**Extracted entries**
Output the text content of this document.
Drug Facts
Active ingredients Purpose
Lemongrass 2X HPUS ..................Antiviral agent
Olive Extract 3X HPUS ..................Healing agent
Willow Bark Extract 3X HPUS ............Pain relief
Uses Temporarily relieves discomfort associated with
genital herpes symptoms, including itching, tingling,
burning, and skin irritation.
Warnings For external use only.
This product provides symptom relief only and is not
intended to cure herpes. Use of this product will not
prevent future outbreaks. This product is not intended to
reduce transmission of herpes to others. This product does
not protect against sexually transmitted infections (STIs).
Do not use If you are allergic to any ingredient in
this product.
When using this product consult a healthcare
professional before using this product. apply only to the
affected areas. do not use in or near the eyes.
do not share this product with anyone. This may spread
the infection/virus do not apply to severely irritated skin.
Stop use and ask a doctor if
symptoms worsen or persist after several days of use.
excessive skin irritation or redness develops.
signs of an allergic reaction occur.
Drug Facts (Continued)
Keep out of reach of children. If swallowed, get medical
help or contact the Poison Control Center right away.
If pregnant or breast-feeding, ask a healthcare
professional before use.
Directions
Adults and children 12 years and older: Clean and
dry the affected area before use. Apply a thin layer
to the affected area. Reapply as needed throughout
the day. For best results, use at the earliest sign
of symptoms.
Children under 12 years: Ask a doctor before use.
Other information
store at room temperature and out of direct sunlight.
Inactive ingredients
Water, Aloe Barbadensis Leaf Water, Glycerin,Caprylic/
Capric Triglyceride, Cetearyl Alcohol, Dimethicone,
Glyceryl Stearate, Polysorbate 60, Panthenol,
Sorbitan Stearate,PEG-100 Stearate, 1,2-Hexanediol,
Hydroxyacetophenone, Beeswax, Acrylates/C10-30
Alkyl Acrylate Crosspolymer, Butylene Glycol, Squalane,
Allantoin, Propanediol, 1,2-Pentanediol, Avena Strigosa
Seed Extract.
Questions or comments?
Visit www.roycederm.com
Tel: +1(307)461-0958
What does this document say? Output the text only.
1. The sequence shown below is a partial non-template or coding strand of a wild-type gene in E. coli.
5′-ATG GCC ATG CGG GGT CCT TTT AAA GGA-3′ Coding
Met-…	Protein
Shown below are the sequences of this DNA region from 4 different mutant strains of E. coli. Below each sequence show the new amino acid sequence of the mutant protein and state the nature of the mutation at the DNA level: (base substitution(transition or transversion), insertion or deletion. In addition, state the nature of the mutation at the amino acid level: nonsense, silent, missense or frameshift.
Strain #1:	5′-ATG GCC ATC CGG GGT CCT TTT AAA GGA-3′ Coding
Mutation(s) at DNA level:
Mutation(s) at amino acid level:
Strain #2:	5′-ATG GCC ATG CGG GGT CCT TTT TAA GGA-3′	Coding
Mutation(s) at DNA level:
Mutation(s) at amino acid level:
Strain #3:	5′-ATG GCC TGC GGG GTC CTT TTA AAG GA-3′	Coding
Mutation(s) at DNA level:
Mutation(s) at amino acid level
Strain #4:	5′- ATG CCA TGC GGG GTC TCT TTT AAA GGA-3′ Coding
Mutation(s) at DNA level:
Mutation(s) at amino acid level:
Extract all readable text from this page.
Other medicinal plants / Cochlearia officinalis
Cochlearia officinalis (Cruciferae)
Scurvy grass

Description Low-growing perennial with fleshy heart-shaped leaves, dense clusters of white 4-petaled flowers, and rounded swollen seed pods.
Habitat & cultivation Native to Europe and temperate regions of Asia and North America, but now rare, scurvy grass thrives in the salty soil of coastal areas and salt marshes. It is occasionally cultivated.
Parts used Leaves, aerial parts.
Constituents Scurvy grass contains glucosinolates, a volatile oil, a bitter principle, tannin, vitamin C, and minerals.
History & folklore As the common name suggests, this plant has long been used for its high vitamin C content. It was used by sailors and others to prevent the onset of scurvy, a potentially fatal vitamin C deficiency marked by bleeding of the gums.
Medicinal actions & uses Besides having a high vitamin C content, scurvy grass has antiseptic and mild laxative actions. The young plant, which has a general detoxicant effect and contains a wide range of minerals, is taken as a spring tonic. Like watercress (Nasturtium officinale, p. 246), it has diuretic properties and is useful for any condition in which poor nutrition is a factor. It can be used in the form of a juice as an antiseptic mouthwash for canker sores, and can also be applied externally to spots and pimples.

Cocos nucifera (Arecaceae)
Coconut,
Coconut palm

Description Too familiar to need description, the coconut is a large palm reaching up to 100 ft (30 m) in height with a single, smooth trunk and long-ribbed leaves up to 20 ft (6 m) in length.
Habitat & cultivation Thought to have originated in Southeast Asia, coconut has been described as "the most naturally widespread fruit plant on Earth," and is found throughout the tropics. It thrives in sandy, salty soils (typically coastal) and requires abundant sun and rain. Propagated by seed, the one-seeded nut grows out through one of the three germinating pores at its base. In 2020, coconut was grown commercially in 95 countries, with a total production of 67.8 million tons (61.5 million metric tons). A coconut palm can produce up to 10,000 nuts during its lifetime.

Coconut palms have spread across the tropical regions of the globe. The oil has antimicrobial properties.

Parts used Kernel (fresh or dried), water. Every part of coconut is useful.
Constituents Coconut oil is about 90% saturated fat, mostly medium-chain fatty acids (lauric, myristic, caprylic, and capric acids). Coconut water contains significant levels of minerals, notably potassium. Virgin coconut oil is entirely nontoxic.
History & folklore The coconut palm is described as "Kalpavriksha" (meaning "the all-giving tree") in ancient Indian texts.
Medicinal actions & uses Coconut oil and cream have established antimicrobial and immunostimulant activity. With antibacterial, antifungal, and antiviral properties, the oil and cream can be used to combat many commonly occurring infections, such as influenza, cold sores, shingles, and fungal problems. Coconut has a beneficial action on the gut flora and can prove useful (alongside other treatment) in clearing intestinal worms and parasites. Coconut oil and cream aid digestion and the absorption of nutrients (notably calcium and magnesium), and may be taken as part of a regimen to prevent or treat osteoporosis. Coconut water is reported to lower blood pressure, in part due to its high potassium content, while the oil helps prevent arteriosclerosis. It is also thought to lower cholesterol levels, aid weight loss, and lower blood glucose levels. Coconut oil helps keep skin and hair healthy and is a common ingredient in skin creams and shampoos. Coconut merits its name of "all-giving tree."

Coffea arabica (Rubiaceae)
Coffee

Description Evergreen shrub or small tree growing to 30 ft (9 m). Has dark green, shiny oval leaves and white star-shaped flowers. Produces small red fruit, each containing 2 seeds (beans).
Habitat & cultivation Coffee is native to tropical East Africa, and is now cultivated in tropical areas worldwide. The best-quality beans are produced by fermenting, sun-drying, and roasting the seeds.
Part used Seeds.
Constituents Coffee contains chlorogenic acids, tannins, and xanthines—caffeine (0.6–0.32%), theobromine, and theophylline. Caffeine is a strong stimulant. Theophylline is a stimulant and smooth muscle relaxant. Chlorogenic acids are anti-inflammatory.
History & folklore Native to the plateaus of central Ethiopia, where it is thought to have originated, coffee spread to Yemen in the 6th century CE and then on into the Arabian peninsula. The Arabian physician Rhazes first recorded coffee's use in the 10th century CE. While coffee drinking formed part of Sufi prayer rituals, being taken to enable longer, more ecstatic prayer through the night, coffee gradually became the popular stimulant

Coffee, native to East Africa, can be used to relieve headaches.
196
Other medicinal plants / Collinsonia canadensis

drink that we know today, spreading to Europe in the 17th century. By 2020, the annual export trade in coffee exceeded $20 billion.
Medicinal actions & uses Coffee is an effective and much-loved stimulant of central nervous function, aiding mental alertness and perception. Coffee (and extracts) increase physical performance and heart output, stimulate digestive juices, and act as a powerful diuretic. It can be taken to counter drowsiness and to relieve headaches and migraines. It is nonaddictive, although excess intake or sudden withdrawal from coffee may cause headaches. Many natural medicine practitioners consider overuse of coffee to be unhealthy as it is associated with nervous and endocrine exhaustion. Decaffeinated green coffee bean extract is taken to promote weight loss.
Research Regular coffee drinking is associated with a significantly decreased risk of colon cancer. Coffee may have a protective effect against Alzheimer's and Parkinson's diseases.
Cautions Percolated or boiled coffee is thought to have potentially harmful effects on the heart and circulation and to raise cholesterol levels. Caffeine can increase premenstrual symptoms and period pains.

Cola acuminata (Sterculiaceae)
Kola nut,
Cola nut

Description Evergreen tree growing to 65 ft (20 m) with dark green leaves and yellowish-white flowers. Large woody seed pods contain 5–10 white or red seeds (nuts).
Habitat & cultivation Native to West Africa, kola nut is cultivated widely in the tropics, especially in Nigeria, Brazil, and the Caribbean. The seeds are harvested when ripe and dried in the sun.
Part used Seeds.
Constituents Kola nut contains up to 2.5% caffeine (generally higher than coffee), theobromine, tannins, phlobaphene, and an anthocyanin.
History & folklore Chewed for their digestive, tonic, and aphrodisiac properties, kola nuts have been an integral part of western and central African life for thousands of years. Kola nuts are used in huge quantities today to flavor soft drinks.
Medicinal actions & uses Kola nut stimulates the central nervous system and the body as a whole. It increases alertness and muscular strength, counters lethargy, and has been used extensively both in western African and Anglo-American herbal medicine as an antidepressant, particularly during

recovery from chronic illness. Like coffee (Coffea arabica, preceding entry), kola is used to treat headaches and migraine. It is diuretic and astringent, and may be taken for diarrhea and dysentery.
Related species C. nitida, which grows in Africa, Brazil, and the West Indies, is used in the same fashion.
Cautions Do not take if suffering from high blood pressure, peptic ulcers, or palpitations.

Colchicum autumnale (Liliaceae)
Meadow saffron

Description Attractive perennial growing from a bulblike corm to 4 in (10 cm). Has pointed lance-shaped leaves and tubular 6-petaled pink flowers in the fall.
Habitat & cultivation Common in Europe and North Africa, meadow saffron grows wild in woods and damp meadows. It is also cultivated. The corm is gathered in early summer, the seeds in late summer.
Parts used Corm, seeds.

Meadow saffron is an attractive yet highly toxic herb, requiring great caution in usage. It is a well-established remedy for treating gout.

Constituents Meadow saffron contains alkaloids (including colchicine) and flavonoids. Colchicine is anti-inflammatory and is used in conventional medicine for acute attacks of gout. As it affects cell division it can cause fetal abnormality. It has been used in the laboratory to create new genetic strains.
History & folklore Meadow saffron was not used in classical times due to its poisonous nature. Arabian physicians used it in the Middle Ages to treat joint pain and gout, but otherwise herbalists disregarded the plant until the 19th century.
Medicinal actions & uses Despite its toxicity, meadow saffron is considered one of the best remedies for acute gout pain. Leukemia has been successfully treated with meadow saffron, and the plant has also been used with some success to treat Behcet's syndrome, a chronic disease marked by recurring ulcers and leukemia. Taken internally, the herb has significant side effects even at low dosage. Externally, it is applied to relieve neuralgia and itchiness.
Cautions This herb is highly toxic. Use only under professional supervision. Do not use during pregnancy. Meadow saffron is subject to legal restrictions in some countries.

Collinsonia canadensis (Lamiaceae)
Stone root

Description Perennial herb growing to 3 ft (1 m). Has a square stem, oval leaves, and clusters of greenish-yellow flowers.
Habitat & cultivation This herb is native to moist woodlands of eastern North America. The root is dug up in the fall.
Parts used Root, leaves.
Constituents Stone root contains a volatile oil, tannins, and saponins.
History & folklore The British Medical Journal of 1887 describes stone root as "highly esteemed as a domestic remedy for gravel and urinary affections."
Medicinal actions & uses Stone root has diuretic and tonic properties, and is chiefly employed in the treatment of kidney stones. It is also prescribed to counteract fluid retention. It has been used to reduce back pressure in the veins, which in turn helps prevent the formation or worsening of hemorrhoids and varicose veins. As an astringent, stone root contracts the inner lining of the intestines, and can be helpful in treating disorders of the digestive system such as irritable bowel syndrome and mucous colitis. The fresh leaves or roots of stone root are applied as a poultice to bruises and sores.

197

**Work to complete**
Your task is to collect every line above that contains the word "Brazil".

**Task response**
Habitat & cultivation Native to West Africa, kola nut is cultivated widely in the tropics, especially in Nigeria, Brazil, and the Caribbean. The seeds are harvested when ripe and dried in the sun.
Related species C. nitida, which grows in Africa, Brazil, and the West Indies, is used in the same fashion.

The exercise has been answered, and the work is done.